◆ STATED EXERCISE ◆
Reproduce all records exactly.

(Recorded data)
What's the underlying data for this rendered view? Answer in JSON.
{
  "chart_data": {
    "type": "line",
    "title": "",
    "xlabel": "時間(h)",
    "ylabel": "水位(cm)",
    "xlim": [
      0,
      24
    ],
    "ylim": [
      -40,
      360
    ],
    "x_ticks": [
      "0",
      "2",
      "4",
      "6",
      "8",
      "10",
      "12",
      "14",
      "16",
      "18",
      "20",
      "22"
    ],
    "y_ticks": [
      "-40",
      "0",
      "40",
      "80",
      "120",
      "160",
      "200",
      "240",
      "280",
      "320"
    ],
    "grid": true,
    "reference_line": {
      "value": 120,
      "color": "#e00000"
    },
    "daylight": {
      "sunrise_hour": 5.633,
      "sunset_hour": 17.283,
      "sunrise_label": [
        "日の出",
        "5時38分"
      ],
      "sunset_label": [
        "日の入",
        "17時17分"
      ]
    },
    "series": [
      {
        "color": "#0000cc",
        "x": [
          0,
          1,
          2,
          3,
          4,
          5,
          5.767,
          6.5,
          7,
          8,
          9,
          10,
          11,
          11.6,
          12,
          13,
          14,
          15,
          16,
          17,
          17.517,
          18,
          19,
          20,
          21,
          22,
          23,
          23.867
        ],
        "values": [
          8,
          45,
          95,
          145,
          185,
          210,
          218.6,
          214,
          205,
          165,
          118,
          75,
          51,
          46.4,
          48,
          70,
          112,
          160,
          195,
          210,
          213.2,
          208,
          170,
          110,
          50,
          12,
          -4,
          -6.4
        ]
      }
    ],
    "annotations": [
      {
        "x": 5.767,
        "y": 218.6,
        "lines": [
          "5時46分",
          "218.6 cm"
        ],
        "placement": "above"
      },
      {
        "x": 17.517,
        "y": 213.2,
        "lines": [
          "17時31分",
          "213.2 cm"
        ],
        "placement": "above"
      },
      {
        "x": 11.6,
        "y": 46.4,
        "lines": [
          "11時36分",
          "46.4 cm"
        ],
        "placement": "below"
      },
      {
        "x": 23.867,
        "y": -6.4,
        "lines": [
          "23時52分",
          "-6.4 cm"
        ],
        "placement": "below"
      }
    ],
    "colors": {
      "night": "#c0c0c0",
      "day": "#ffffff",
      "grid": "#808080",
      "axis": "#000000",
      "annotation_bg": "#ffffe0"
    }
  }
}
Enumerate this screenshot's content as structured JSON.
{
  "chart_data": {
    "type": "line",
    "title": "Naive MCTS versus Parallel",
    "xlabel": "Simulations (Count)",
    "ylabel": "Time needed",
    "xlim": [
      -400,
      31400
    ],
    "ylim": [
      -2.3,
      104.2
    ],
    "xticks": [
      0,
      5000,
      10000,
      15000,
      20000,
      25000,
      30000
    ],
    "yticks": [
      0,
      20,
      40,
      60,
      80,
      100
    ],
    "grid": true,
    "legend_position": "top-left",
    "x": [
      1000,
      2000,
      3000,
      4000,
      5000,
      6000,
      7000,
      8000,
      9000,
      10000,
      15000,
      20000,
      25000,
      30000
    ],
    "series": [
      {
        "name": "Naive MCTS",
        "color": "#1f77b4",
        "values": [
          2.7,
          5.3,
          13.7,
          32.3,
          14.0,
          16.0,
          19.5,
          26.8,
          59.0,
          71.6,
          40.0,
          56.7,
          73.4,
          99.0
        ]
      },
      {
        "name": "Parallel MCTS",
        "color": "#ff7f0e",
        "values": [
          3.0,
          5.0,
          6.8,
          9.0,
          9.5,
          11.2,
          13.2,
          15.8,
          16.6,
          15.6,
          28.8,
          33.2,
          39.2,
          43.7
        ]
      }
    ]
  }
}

◆ CORRECT OUTPUT ◆
What's the underlying data for this rendered view? Answer in JSON.
{
  "chart_data": {
    "type": "line",
    "title": "",
    "xlabel": "時間(h)",
    "ylabel": "水位(cm)",
    "xlim": [
      0,
      24
    ],
    "ylim": [
      -40,
      360
    ],
    "x_ticks": [
      "0",
      "2",
      "4",
      "6",
      "8",
      "10",
      "12",
      "14",
      "16",
      "18",
      "20",
      "22"
    ],
    "y_ticks": [
      "-40",
      "0",
      "40",
      "80",
      "120",
      "160",
      "200",
      "240",
      "280",
      "320"
    ],
    "grid": true,
    "reference_line": {
      "value": 120,
      "color": "#e00000"
    },
    "daylight": {
      "sunrise_hour": 5.633,
      "sunset_hour": 17.283,
      "sunrise_label": [
        "日の出",
        "5時38分"
      ],
      "sunset_label": [
        "日の入",
        "17時17分"
      ]
    },
    "series": [
      {
        "color": "#0000cc",
        "x": [
          0,
          1,
          2,
          3,
          4,
          5,
          5.767,
          6.5,
          7,
          8,
          9,
          10,
          11,
          11.6,
          12,
          13,
          14,
          15,
          16,
          17,
          17.517,
          18,
          19,
          20,
          21,
          22,
          23,
          23.867
        ],
        "values": [
          8,
          45,
          95,
          145,
          185,
          210,
          218.6,
          214,
          205,
          165,
          118,
          75,
          51,
          46.4,
          48,
          70,
          112,
          160,
          195,
          210,
          213.2,
          208,
          170,
          110,
          50,
          12,
          -4,
          -6.4
        ]
      }
    ],
    "annotations": [
      {
        "x": 5.767,
        "y": 218.6,
        "lines": [
          "5時46分",
          "218.6 cm"
        ],
        "placement": "above"
      },
      {
        "x": 17.517,
        "y": 213.2,
        "lines": [
          "17時31分",
          "213.2 cm"
        ],
        "placement": "above"
      },
      {
        "x": 11.6,
        "y": 46.4,
        "lines": [
          "11時36分",
          "46.4 cm"
        ],
        "placement": "below"
      },
      {
        "x": 23.867,
        "y": -6.4,
        "lines": [
          "23時52分",
          "-6.4 cm"
        ],
        "placement": "below"
      }
    ],
    "colors": {
      "night": "#c0c0c0",
      "day": "#ffffff",
      "grid": "#808080",
      "axis": "#000000",
      "annotation_bg": "#ffffe0"
    }
  }
}
Enumerate this screenshot's content as structured JSON.
{
  "chart_data": {
    "type": "line",
    "title": "Naive MCTS versus Parallel",
    "xlabel": "Simulations (Count)",
    "ylabel": "Time needed",
    "xlim": [
      -400,
      31400
    ],
    "ylim": [
      -2.3,
      104.2
    ],
    "xticks": [
      0,
      5000,
      10000,
      15000,
      20000,
      25000,
      30000
    ],
    "yticks": [
      0,
      20,
      40,
      60,
      80,
      100
    ],
    "grid": true,
    "legend_position": "top-left",
    "x": [
      1000,
      2000,
      3000,
      4000,
      5000,
      6000,
      7000,
      8000,
      9000,
      10000,
      15000,
      20000,
      25000,
      30000
    ],
    "series": [
      {
        "name": "Naive MCTS",
        "color": "#1f77b4",
        "values": [
          2.7,
          5.3,
          13.7,
          32.3,
          14.0,
          16.0,
          19.5,
          26.8,
          59.0,
          71.6,
          40.0,
          56.7,
          73.4,
          99.0
        ]
      },
      {
        "name": "Parallel MCTS",
        "color": "#ff7f0e",
        "values": [
          3.0,
          5.0,
          6.8,
          9.0,
          9.5,
          11.2,
          13.2,
          15.8,
          16.6,
          15.6,
          28.8,
          33.2,
          39.2,
          43.7
        ]
      }
    ]
  }
}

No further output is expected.